Collected data:
____

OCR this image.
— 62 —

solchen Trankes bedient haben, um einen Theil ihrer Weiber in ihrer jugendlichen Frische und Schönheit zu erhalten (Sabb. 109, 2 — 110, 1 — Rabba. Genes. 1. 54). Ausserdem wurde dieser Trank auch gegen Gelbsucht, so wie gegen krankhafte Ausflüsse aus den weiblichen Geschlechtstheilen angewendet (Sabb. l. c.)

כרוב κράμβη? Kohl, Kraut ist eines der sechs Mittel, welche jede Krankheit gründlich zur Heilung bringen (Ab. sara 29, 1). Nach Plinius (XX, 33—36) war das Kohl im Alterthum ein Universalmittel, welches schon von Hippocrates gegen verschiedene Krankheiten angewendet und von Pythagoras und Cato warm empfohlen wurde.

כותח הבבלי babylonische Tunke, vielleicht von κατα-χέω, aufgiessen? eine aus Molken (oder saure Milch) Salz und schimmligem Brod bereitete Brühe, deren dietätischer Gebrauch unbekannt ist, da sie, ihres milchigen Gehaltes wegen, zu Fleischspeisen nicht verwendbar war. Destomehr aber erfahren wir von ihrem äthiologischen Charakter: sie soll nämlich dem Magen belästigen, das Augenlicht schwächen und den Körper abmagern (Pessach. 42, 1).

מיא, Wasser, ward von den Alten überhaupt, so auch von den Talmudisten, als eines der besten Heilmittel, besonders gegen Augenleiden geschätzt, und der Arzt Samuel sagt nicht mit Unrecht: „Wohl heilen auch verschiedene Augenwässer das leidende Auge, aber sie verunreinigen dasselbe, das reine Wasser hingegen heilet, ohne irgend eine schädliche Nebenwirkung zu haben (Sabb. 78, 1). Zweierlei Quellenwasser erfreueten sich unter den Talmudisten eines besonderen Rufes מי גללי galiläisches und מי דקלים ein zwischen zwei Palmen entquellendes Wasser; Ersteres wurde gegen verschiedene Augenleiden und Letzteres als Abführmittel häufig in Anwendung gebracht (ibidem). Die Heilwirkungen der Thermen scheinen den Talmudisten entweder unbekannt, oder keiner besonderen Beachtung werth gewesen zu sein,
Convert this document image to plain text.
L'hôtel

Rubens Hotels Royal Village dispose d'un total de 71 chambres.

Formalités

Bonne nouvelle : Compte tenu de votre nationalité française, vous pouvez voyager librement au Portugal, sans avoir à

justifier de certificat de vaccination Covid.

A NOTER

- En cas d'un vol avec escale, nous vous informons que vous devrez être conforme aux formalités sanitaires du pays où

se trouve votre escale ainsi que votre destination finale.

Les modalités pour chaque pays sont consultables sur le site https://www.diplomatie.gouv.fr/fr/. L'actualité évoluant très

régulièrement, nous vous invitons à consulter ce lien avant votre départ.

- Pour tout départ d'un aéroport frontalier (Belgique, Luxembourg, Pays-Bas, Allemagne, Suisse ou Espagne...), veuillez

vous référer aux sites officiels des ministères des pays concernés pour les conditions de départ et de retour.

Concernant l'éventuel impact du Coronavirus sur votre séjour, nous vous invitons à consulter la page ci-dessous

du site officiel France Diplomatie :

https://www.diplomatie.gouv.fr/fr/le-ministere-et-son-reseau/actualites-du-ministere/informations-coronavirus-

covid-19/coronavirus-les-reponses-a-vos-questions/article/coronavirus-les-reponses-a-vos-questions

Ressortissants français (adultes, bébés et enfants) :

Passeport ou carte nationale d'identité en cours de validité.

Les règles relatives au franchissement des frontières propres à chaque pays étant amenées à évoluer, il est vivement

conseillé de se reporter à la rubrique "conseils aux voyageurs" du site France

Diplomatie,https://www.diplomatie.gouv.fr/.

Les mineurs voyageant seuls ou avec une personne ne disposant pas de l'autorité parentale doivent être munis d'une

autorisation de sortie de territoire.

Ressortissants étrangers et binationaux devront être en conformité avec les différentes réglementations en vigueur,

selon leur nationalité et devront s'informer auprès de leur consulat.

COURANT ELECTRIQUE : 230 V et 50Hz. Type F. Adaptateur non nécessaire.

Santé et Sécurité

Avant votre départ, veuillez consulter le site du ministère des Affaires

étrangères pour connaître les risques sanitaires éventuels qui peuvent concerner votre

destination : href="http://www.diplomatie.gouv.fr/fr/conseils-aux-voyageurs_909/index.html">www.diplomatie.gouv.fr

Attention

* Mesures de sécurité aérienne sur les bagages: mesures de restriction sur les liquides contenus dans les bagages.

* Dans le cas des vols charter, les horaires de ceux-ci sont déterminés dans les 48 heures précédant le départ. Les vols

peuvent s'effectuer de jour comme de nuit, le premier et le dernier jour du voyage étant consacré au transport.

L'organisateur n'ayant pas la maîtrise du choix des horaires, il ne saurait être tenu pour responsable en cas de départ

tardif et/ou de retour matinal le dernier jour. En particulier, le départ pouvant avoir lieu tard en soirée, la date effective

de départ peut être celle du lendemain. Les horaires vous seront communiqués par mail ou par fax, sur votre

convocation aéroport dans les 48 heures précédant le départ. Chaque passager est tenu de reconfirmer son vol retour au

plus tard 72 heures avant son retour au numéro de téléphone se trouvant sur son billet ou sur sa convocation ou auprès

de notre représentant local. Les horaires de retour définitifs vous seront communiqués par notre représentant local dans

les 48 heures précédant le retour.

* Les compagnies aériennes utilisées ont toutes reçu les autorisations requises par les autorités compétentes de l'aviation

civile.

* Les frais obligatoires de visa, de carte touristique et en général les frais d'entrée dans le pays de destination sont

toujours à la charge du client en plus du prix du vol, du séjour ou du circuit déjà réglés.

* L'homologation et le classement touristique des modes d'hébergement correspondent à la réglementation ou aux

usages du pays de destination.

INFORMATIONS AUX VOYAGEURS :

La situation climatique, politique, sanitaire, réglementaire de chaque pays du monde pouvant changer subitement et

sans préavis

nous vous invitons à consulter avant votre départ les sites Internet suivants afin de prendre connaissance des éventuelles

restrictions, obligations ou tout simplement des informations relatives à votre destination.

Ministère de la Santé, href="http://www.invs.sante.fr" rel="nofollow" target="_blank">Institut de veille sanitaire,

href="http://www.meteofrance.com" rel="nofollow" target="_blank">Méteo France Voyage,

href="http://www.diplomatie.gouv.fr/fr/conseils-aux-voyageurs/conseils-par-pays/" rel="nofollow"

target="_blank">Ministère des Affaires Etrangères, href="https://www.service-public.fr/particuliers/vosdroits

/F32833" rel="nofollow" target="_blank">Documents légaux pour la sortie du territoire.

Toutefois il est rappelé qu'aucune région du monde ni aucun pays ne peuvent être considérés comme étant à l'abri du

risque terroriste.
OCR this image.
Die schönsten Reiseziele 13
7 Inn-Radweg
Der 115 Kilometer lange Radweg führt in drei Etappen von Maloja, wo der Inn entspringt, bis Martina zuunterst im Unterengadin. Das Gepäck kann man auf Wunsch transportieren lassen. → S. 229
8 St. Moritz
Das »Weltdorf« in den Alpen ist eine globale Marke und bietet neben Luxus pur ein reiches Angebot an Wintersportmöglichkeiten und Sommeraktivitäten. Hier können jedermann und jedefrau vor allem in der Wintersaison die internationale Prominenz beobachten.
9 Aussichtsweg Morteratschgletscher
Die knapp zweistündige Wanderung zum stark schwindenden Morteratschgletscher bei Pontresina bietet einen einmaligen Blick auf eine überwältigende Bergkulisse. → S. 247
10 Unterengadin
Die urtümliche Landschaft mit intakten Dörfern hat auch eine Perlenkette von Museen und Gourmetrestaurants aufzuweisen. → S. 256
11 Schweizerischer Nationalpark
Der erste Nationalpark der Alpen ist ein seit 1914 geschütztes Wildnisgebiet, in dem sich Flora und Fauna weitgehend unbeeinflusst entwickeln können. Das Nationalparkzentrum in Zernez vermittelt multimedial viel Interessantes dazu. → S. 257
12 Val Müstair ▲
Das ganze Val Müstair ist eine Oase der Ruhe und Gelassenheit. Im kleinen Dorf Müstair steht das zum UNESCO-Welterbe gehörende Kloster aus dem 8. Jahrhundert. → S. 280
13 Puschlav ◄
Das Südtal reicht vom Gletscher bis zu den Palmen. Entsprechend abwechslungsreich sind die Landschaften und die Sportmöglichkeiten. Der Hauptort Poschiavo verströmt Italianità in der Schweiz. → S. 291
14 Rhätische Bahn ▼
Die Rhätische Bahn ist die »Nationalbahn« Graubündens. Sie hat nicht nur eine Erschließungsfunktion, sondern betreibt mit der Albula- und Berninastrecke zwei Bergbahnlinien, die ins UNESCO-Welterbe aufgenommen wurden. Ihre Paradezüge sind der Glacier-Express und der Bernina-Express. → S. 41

____

About this task: A complete answer lists each line of the data that holds the word "sans".

Result of the task:
Bonne nouvelle : Compte tenu de votre nationalité française, vous pouvez voyager librement au Portugal, sans avoir à
sans préavis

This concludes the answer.